======== Listing ========

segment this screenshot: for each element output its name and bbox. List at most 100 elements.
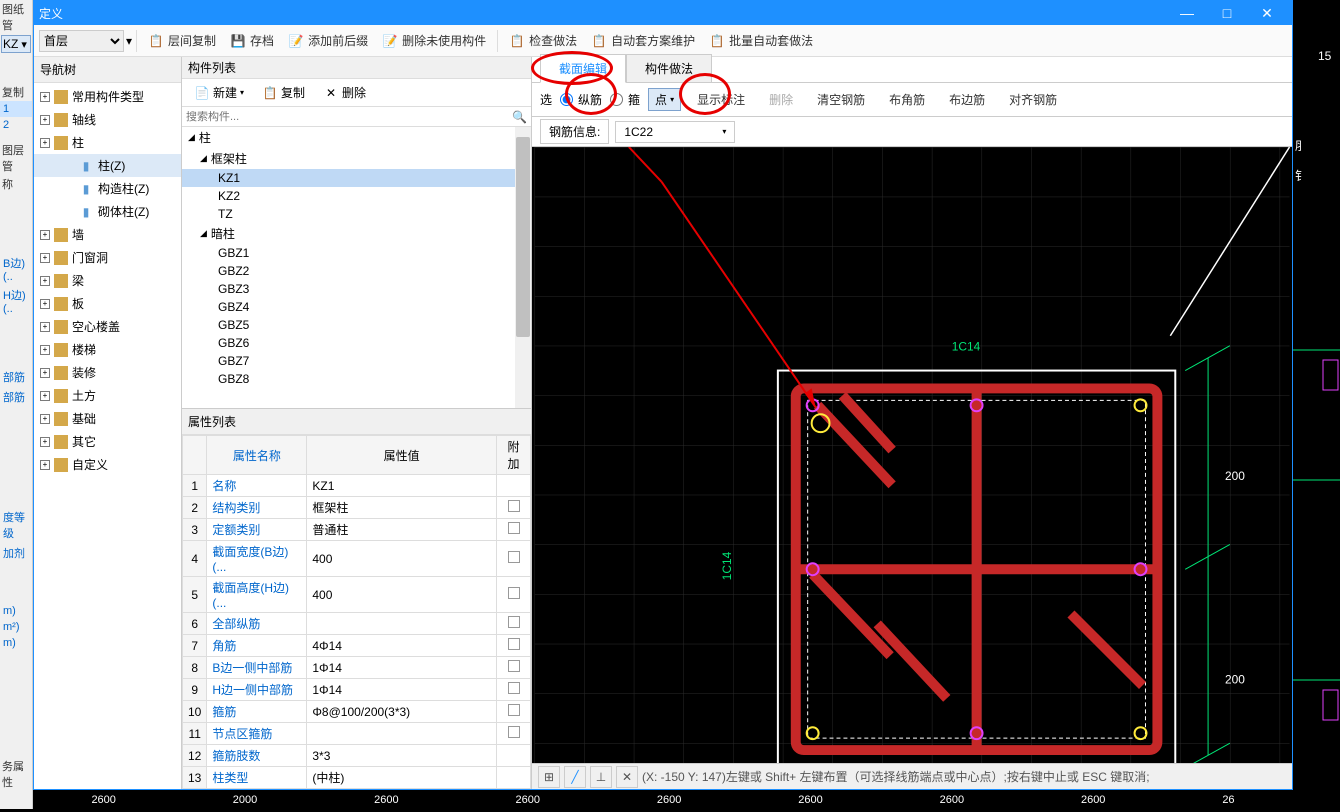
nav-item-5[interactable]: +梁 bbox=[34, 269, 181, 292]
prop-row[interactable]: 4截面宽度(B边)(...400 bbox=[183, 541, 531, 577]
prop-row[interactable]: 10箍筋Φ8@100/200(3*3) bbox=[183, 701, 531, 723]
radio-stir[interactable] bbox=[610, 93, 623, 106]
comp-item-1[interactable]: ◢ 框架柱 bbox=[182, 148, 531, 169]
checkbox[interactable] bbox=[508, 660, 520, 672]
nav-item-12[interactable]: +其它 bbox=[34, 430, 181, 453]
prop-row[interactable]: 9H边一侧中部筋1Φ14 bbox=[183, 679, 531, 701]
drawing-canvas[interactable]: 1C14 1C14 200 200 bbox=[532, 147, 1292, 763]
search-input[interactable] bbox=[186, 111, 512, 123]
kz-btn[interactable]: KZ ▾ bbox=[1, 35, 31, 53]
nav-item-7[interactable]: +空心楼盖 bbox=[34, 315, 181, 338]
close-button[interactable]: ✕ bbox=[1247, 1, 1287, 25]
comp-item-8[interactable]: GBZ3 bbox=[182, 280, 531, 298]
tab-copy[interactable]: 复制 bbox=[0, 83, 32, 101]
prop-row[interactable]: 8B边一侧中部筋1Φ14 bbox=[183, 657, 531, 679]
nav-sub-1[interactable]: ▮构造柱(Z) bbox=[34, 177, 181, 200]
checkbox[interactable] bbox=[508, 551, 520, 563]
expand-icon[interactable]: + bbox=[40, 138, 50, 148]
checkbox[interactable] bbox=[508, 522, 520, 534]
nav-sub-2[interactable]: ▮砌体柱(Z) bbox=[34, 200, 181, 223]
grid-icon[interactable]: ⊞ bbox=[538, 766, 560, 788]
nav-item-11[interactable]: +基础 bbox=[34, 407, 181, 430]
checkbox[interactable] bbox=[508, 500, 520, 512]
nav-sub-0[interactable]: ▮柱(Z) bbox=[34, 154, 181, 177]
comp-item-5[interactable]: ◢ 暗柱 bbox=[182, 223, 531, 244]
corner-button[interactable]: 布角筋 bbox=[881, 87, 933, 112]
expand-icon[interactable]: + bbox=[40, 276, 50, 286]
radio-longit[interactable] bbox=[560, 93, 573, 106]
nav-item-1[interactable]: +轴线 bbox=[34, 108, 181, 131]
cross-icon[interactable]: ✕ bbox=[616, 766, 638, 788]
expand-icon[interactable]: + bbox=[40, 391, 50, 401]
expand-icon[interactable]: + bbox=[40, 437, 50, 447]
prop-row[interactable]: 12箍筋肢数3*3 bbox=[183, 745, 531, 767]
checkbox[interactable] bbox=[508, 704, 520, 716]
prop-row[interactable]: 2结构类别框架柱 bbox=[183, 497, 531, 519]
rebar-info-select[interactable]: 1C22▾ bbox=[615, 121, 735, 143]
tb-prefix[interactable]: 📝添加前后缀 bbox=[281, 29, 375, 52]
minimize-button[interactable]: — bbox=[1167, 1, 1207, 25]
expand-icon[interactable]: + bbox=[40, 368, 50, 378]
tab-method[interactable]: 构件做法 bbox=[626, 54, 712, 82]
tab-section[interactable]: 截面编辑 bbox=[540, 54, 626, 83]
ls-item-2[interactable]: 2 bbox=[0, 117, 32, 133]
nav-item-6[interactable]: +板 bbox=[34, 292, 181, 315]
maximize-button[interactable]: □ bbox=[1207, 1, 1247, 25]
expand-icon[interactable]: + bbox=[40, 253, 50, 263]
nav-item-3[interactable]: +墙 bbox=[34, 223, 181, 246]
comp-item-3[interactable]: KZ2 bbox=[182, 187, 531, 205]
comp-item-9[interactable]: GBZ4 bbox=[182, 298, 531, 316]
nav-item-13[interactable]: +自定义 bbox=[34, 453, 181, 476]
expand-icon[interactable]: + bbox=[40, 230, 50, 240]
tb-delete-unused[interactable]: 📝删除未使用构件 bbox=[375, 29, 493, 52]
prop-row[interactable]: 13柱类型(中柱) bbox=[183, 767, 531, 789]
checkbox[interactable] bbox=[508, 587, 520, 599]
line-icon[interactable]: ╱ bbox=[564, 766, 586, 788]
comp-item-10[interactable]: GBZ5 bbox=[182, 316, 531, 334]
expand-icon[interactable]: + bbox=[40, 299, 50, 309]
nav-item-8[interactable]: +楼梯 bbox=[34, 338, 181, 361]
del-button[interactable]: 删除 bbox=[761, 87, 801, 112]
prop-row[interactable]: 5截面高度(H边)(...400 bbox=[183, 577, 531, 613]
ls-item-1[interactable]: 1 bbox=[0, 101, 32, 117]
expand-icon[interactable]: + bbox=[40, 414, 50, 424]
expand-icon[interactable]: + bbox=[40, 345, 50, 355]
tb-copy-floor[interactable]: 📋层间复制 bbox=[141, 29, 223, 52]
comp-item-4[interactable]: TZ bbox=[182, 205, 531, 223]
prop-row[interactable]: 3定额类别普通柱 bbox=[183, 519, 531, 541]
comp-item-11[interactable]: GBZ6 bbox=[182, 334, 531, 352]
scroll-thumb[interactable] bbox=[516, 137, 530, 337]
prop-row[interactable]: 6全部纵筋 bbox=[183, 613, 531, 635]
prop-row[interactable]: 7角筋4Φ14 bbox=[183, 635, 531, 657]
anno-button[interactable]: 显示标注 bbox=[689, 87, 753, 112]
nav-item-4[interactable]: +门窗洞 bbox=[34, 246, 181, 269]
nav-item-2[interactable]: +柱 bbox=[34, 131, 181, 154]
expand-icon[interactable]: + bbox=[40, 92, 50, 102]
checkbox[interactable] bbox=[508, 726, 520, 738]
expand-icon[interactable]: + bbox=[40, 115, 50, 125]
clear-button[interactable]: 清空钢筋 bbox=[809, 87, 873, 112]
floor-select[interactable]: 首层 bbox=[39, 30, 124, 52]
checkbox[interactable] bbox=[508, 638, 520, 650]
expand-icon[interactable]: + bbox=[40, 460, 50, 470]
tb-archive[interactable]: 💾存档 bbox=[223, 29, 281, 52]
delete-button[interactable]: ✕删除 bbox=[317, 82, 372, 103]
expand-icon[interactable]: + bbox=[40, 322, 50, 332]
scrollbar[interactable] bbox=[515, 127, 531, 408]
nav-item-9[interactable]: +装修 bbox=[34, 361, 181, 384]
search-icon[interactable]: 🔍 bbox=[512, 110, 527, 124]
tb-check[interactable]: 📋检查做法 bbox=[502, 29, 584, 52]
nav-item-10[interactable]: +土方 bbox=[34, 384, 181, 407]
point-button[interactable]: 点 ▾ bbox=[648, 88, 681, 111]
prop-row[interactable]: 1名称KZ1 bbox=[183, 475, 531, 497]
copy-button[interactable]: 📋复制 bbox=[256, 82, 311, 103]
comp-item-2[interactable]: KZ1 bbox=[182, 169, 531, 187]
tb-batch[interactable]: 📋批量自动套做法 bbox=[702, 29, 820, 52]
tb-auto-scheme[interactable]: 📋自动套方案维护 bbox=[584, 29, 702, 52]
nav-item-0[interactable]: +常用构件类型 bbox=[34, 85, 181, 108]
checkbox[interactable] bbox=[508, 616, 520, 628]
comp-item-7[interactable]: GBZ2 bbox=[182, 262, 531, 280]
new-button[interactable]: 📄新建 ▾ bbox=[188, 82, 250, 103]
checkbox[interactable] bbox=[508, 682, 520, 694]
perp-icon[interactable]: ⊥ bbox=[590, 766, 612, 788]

========

§ Challenge
Rewrite these rows, changing "screenshot" to "screen capture" everywhere and leaving everything else unchanged. Omit the pictures from your answer.

§ Solution for this exercise
segment this screen capture: for each element output its name and bbox. List at most 100 elements.
nav-item-5[interactable]: +梁 bbox=[34, 269, 181, 292]
prop-row[interactable]: 4截面宽度(B边)(...400 bbox=[183, 541, 531, 577]
prop-row[interactable]: 10箍筋Φ8@100/200(3*3) bbox=[183, 701, 531, 723]
radio-stir[interactable] bbox=[610, 93, 623, 106]
comp-item-1[interactable]: ◢ 框架柱 bbox=[182, 148, 531, 169]
checkbox[interactable] bbox=[508, 660, 520, 672]
nav-item-12[interactable]: +其它 bbox=[34, 430, 181, 453]
prop-row[interactable]: 9H边一侧中部筋1Φ14 bbox=[183, 679, 531, 701]
drawing-canvas[interactable]: 1C14 1C14 200 200 bbox=[532, 147, 1292, 763]
search-input[interactable] bbox=[186, 111, 512, 123]
kz-btn[interactable]: KZ ▾ bbox=[1, 35, 31, 53]
nav-item-7[interactable]: +空心楼盖 bbox=[34, 315, 181, 338]
close-button[interactable]: ✕ bbox=[1247, 1, 1287, 25]
comp-item-8[interactable]: GBZ3 bbox=[182, 280, 531, 298]
tab-copy[interactable]: 复制 bbox=[0, 83, 32, 101]
prop-row[interactable]: 8B边一侧中部筋1Φ14 bbox=[183, 657, 531, 679]
nav-sub-1[interactable]: ▮构造柱(Z) bbox=[34, 177, 181, 200]
checkbox[interactable] bbox=[508, 551, 520, 563]
expand-icon[interactable]: + bbox=[40, 138, 50, 148]
checkbox[interactable] bbox=[508, 522, 520, 534]
nav-sub-2[interactable]: ▮砌体柱(Z) bbox=[34, 200, 181, 223]
grid-icon[interactable]: ⊞ bbox=[538, 766, 560, 788]
nav-item-11[interactable]: +基础 bbox=[34, 407, 181, 430]
checkbox[interactable] bbox=[508, 500, 520, 512]
nav-sub-0[interactable]: ▮柱(Z) bbox=[34, 154, 181, 177]
comp-item-5[interactable]: ◢ 暗柱 bbox=[182, 223, 531, 244]
corner-button[interactable]: 布角筋 bbox=[881, 87, 933, 112]
expand-icon[interactable]: + bbox=[40, 276, 50, 286]
radio-longit[interactable] bbox=[560, 93, 573, 106]
nav-item-1[interactable]: +轴线 bbox=[34, 108, 181, 131]
cross-icon[interactable]: ✕ bbox=[616, 766, 638, 788]
expand-icon[interactable]: + bbox=[40, 391, 50, 401]
expand-icon[interactable]: + bbox=[40, 437, 50, 447]
prop-row[interactable]: 12箍筋肢数3*3 bbox=[183, 745, 531, 767]
checkbox[interactable] bbox=[508, 704, 520, 716]
prop-row[interactable]: 2结构类别框架柱 bbox=[183, 497, 531, 519]
rebar-info-select[interactable]: 1C22▾ bbox=[615, 121, 735, 143]
tb-prefix[interactable]: 📝添加前后缀 bbox=[281, 29, 375, 52]
minimize-button[interactable]: — bbox=[1167, 1, 1207, 25]
expand-icon[interactable]: + bbox=[40, 368, 50, 378]
tab-method[interactable]: 构件做法 bbox=[626, 54, 712, 82]
tab-section[interactable]: 截面编辑 bbox=[540, 54, 626, 83]
ls-item-2[interactable]: 2 bbox=[0, 117, 32, 133]
nav-item-6[interactable]: +板 bbox=[34, 292, 181, 315]
maximize-button[interactable]: □ bbox=[1207, 1, 1247, 25]
expand-icon[interactable]: + bbox=[40, 253, 50, 263]
nav-item-3[interactable]: +墙 bbox=[34, 223, 181, 246]
comp-item-3[interactable]: KZ2 bbox=[182, 187, 531, 205]
comp-item-9[interactable]: GBZ4 bbox=[182, 298, 531, 316]
nav-item-13[interactable]: +自定义 bbox=[34, 453, 181, 476]
expand-icon[interactable]: + bbox=[40, 230, 50, 240]
tb-delete-unused[interactable]: 📝删除未使用构件 bbox=[375, 29, 493, 52]
prop-row[interactable]: 13柱类型(中柱) bbox=[183, 767, 531, 789]
checkbox[interactable] bbox=[508, 587, 520, 599]
line-icon[interactable]: ╱ bbox=[564, 766, 586, 788]
comp-item-10[interactable]: GBZ5 bbox=[182, 316, 531, 334]
expand-icon[interactable]: + bbox=[40, 299, 50, 309]
nav-item-8[interactable]: +楼梯 bbox=[34, 338, 181, 361]
del-button[interactable]: 删除 bbox=[761, 87, 801, 112]
prop-row[interactable]: 5截面高度(H边)(...400 bbox=[183, 577, 531, 613]
ls-item-1[interactable]: 1 bbox=[0, 101, 32, 117]
expand-icon[interactable]: + bbox=[40, 414, 50, 424]
expand-icon[interactable]: + bbox=[40, 345, 50, 355]
tb-copy-floor[interactable]: 📋层间复制 bbox=[141, 29, 223, 52]
comp-item-4[interactable]: TZ bbox=[182, 205, 531, 223]
prop-row[interactable]: 3定额类别普通柱 bbox=[183, 519, 531, 541]
comp-item-11[interactable]: GBZ6 bbox=[182, 334, 531, 352]
scroll-thumb[interactable] bbox=[516, 137, 530, 337]
prop-row[interactable]: 6全部纵筋 bbox=[183, 613, 531, 635]
prop-row[interactable]: 7角筋4Φ14 bbox=[183, 635, 531, 657]
anno-button[interactable]: 显示标注 bbox=[689, 87, 753, 112]
nav-item-4[interactable]: +门窗洞 bbox=[34, 246, 181, 269]
nav-item-2[interactable]: +柱 bbox=[34, 131, 181, 154]
expand-icon[interactable]: + bbox=[40, 92, 50, 102]
checkbox[interactable] bbox=[508, 726, 520, 738]
expand-icon[interactable]: + bbox=[40, 115, 50, 125]
clear-button[interactable]: 清空钢筋 bbox=[809, 87, 873, 112]
floor-select[interactable]: 首层 bbox=[39, 30, 124, 52]
checkbox[interactable] bbox=[508, 638, 520, 650]
expand-icon[interactable]: + bbox=[40, 460, 50, 470]
tb-archive[interactable]: 💾存档 bbox=[223, 29, 281, 52]
delete-button[interactable]: ✕删除 bbox=[317, 82, 372, 103]
expand-icon[interactable]: + bbox=[40, 322, 50, 332]
scrollbar[interactable] bbox=[515, 127, 531, 408]
nav-item-9[interactable]: +装修 bbox=[34, 361, 181, 384]
search-icon[interactable]: 🔍 bbox=[512, 110, 527, 124]
tb-check[interactable]: 📋检查做法 bbox=[502, 29, 584, 52]
nav-item-10[interactable]: +土方 bbox=[34, 384, 181, 407]
point-button[interactable]: 点 ▾ bbox=[648, 88, 681, 111]
prop-row[interactable]: 1名称KZ1 bbox=[183, 475, 531, 497]
copy-button[interactable]: 📋复制 bbox=[256, 82, 311, 103]
comp-item-2[interactable]: KZ1 bbox=[182, 169, 531, 187]
tb-batch[interactable]: 📋批量自动套做法 bbox=[702, 29, 820, 52]
tb-auto-scheme[interactable]: 📋自动套方案维护 bbox=[584, 29, 702, 52]
nav-item-0[interactable]: +常用构件类型 bbox=[34, 85, 181, 108]
checkbox[interactable] bbox=[508, 616, 520, 628]
comp-item-7[interactable]: GBZ2 bbox=[182, 262, 531, 280]
new-button[interactable]: 📄新建 ▾ bbox=[188, 82, 250, 103]
checkbox[interactable] bbox=[508, 682, 520, 694]
perp-icon[interactable]: ⊥ bbox=[590, 766, 612, 788]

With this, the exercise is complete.